> _Your task_
Reproduce every entry below precisely. Pictures are excluded from the copy.

* Begin Input records *

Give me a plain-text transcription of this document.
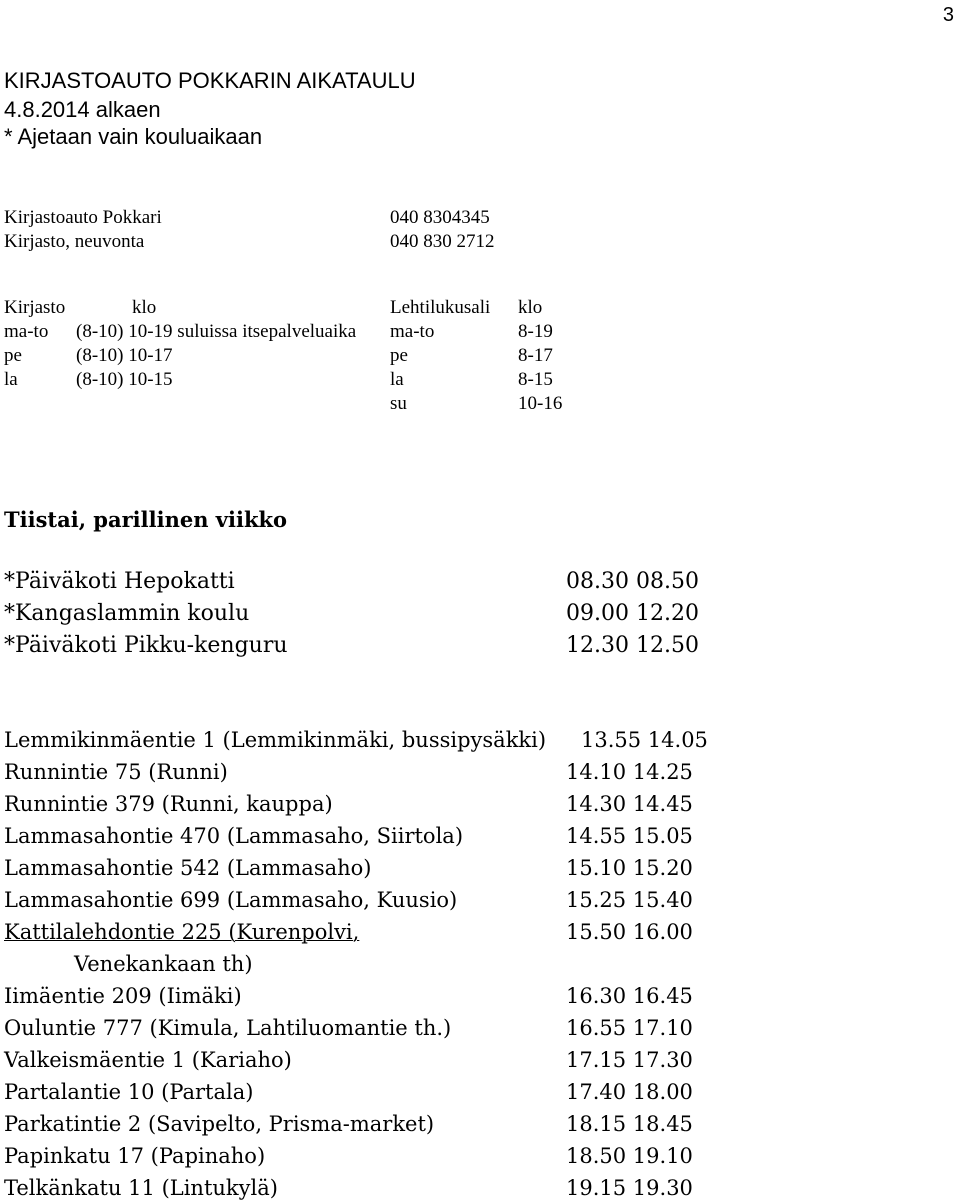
3
KIRJASTOAUTO POKKARIN AIKATAULU
4.8.2014 alkaen
* Ajetaan vain kouluaikaan
Kirjastoauto Pokkari	040 8304345
Kirjasto, neuvonta	040 830 2712
Kirjasto	klo
ma-to (8-10) 10-19 suluissa itsepalveluaika
pe	(8-10) 10-17
la	(8-10) 10-15
Lehtilukusali klo
ma-to	8-19
pe	8-17
la	8-15
su	10-16
Tiistai, parillinen viikko
*Päiväkoti Hepokatti	08.30 08.50
*Kangaslammin koulu	09.00 12.20
*Päiväkoti Pikku-kenguru	12.30 12.50
Lemmikinmäentie 1 (Lemmikinmäki, bussipysäkki) 13.55 14.05
Runnintie 75 (Runni)	14.10 14.25
Runnintie 379 (Runni, kauppa)	14.30 14.45
Lammasahontie 470 (Lammasaho, Siirtola)	14.55 15.05
Lammasahontie 542 (Lammasaho)	15.10 15.20
Lammasahontie 699 (Lammasaho, Kuusio)	15.25 15.40
Kattilalehdontie 225 (Kurenpolvi,	15.50 16.00
Venekankaan th)
Iimäentie 209 (Iimäki)	16.30 16.45
Ouluntie 777 (Kimula, Lahtiluomantie th.)	16.55 17.10
Valkeismäentie 1 (Kariaho)	17.15 17.30
Partalantie 10 (Partala)	17.40 18.00
Parkatintie 2 (Savipelto, Prisma-market)	18.15 18.45
Papinkatu 17 (Papinaho)	18.50 19.10
Telkänkatu 11 (Lintukylä)	19.15 19.30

* End Input records *

> _Answer in full_
Give me a plain-text transcription of this document.
3
KIRJASTOAUTO POKKARIN AIKATAULU
4.8.2014 alkaen
* Ajetaan vain kouluaikaan
Kirjastoauto Pokkari	040 8304345
Kirjasto, neuvonta	040 830 2712
Kirjasto	klo
ma-to (8-10) 10-19 suluissa itsepalveluaika
pe	(8-10) 10-17
la	(8-10) 10-15
Lehtilukusali klo
ma-to	8-19
pe	8-17
la	8-15
su	10-16
Tiistai, parillinen viikko
*Päiväkoti Hepokatti	08.30 08.50
*Kangaslammin koulu	09.00 12.20
*Päiväkoti Pikku-kenguru	12.30 12.50
Lemmikinmäentie 1 (Lemmikinmäki, bussipysäkki) 13.55 14.05
Runnintie 75 (Runni)	14.10 14.25
Runnintie 379 (Runni, kauppa)	14.30 14.45
Lammasahontie 470 (Lammasaho, Siirtola)	14.55 15.05
Lammasahontie 542 (Lammasaho)	15.10 15.20
Lammasahontie 699 (Lammasaho, Kuusio)	15.25 15.40
Kattilalehdontie 225 (Kurenpolvi,	15.50 16.00
Venekankaan th)
Iimäentie 209 (Iimäki)	16.30 16.45
Ouluntie 777 (Kimula, Lahtiluomantie th.)	16.55 17.10
Valkeismäentie 1 (Kariaho)	17.15 17.30
Partalantie 10 (Partala)	17.40 18.00
Parkatintie 2 (Savipelto, Prisma-market)	18.15 18.45
Papinkatu 17 (Papinaho)	18.50 19.10
Telkänkatu 11 (Lintukylä)	19.15 19.30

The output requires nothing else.